_Exercise description_
Reproduce the listing below verbatim.

_Data rows_

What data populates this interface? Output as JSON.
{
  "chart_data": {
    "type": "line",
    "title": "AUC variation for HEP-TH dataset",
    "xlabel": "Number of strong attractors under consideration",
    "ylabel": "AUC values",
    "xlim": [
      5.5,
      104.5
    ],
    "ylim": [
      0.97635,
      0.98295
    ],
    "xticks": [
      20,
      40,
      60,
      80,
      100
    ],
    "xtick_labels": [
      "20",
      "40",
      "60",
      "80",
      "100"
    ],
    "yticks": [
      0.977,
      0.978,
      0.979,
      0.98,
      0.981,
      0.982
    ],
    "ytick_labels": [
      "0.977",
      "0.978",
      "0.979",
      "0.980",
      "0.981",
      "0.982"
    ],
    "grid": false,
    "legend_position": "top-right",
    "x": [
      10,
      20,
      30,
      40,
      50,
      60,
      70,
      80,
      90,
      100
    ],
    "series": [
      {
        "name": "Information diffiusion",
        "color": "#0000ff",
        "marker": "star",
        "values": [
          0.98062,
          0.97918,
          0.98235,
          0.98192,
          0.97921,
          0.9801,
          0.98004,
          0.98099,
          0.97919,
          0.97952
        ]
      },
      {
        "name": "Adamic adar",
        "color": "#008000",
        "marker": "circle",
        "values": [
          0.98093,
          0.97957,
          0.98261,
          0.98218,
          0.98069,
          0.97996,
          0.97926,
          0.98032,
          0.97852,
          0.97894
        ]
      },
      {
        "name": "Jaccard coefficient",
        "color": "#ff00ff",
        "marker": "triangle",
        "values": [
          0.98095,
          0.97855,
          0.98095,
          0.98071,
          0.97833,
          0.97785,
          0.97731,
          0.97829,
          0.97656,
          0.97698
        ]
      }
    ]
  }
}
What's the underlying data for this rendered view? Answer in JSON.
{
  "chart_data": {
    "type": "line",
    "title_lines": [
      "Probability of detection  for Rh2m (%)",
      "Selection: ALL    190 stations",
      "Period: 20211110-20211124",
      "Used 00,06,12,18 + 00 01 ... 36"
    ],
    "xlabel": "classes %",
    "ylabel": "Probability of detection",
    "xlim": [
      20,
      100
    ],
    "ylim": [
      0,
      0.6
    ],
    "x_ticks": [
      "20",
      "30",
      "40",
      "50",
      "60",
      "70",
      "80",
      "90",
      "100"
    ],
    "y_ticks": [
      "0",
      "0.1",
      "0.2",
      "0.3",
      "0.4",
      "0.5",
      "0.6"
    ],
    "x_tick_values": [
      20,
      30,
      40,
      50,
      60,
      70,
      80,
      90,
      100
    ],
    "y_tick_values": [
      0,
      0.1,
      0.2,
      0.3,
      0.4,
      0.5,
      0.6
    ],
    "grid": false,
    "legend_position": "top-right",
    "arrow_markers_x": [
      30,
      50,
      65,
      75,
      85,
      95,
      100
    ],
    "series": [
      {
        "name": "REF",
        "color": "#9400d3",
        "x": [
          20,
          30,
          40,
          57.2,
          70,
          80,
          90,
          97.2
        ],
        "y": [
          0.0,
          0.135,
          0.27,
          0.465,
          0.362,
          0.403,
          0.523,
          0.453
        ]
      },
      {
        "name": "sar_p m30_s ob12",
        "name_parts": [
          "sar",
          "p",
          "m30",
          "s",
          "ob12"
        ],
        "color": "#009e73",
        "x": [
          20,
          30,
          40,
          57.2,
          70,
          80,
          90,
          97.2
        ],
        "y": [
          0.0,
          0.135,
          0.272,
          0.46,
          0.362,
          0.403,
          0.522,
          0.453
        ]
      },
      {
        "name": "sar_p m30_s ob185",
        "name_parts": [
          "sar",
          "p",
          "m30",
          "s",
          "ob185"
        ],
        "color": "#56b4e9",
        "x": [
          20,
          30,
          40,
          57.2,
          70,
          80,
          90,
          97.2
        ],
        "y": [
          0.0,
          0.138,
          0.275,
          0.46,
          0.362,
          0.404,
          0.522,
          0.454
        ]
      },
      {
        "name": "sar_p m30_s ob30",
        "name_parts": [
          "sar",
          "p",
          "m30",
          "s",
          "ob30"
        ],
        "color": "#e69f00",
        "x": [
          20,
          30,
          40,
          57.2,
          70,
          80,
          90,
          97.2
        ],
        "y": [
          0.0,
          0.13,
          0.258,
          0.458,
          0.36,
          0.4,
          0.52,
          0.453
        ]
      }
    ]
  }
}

_Response for this exercise_
What data populates this interface? Output as JSON.
{
  "chart_data": {
    "type": "line",
    "title": "AUC variation for HEP-TH dataset",
    "xlabel": "Number of strong attractors under consideration",
    "ylabel": "AUC values",
    "xlim": [
      5.5,
      104.5
    ],
    "ylim": [
      0.97635,
      0.98295
    ],
    "xticks": [
      20,
      40,
      60,
      80,
      100
    ],
    "xtick_labels": [
      "20",
      "40",
      "60",
      "80",
      "100"
    ],
    "yticks": [
      0.977,
      0.978,
      0.979,
      0.98,
      0.981,
      0.982
    ],
    "ytick_labels": [
      "0.977",
      "0.978",
      "0.979",
      "0.980",
      "0.981",
      "0.982"
    ],
    "grid": false,
    "legend_position": "top-right",
    "x": [
      10,
      20,
      30,
      40,
      50,
      60,
      70,
      80,
      90,
      100
    ],
    "series": [
      {
        "name": "Information diffiusion",
        "color": "#0000ff",
        "marker": "star",
        "values": [
          0.98062,
          0.97918,
          0.98235,
          0.98192,
          0.97921,
          0.9801,
          0.98004,
          0.98099,
          0.97919,
          0.97952
        ]
      },
      {
        "name": "Adamic adar",
        "color": "#008000",
        "marker": "circle",
        "values": [
          0.98093,
          0.97957,
          0.98261,
          0.98218,
          0.98069,
          0.97996,
          0.97926,
          0.98032,
          0.97852,
          0.97894
        ]
      },
      {
        "name": "Jaccard coefficient",
        "color": "#ff00ff",
        "marker": "triangle",
        "values": [
          0.98095,
          0.97855,
          0.98095,
          0.98071,
          0.97833,
          0.97785,
          0.97731,
          0.97829,
          0.97656,
          0.97698
        ]
      }
    ]
  }
}
What's the underlying data for this rendered view? Answer in JSON.
{
  "chart_data": {
    "type": "line",
    "title_lines": [
      "Probability of detection  for Rh2m (%)",
      "Selection: ALL    190 stations",
      "Period: 20211110-20211124",
      "Used 00,06,12,18 + 00 01 ... 36"
    ],
    "xlabel": "classes %",
    "ylabel": "Probability of detection",
    "xlim": [
      20,
      100
    ],
    "ylim": [
      0,
      0.6
    ],
    "x_ticks": [
      "20",
      "30",
      "40",
      "50",
      "60",
      "70",
      "80",
      "90",
      "100"
    ],
    "y_ticks": [
      "0",
      "0.1",
      "0.2",
      "0.3",
      "0.4",
      "0.5",
      "0.6"
    ],
    "x_tick_values": [
      20,
      30,
      40,
      50,
      60,
      70,
      80,
      90,
      100
    ],
    "y_tick_values": [
      0,
      0.1,
      0.2,
      0.3,
      0.4,
      0.5,
      0.6
    ],
    "grid": false,
    "legend_position": "top-right",
    "arrow_markers_x": [
      30,
      50,
      65,
      75,
      85,
      95,
      100
    ],
    "series": [
      {
        "name": "REF",
        "color": "#9400d3",
        "x": [
          20,
          30,
          40,
          57.2,
          70,
          80,
          90,
          97.2
        ],
        "y": [
          0.0,
          0.135,
          0.27,
          0.465,
          0.362,
          0.403,
          0.523,
          0.453
        ]
      },
      {
        "name": "sar_p m30_s ob12",
        "name_parts": [
          "sar",
          "p",
          "m30",
          "s",
          "ob12"
        ],
        "color": "#009e73",
        "x": [
          20,
          30,
          40,
          57.2,
          70,
          80,
          90,
          97.2
        ],
        "y": [
          0.0,
          0.135,
          0.272,
          0.46,
          0.362,
          0.403,
          0.522,
          0.453
        ]
      },
      {
        "name": "sar_p m30_s ob185",
        "name_parts": [
          "sar",
          "p",
          "m30",
          "s",
          "ob185"
        ],
        "color": "#56b4e9",
        "x": [
          20,
          30,
          40,
          57.2,
          70,
          80,
          90,
          97.2
        ],
        "y": [
          0.0,
          0.138,
          0.275,
          0.46,
          0.362,
          0.404,
          0.522,
          0.454
        ]
      },
      {
        "name": "sar_p m30_s ob30",
        "name_parts": [
          "sar",
          "p",
          "m30",
          "s",
          "ob30"
        ],
        "color": "#e69f00",
        "x": [
          20,
          30,
          40,
          57.2,
          70,
          80,
          90,
          97.2
        ],
        "y": [
          0.0,
          0.13,
          0.258,
          0.458,
          0.36,
          0.4,
          0.52,
          0.453
        ]
      }
    ]
  }
}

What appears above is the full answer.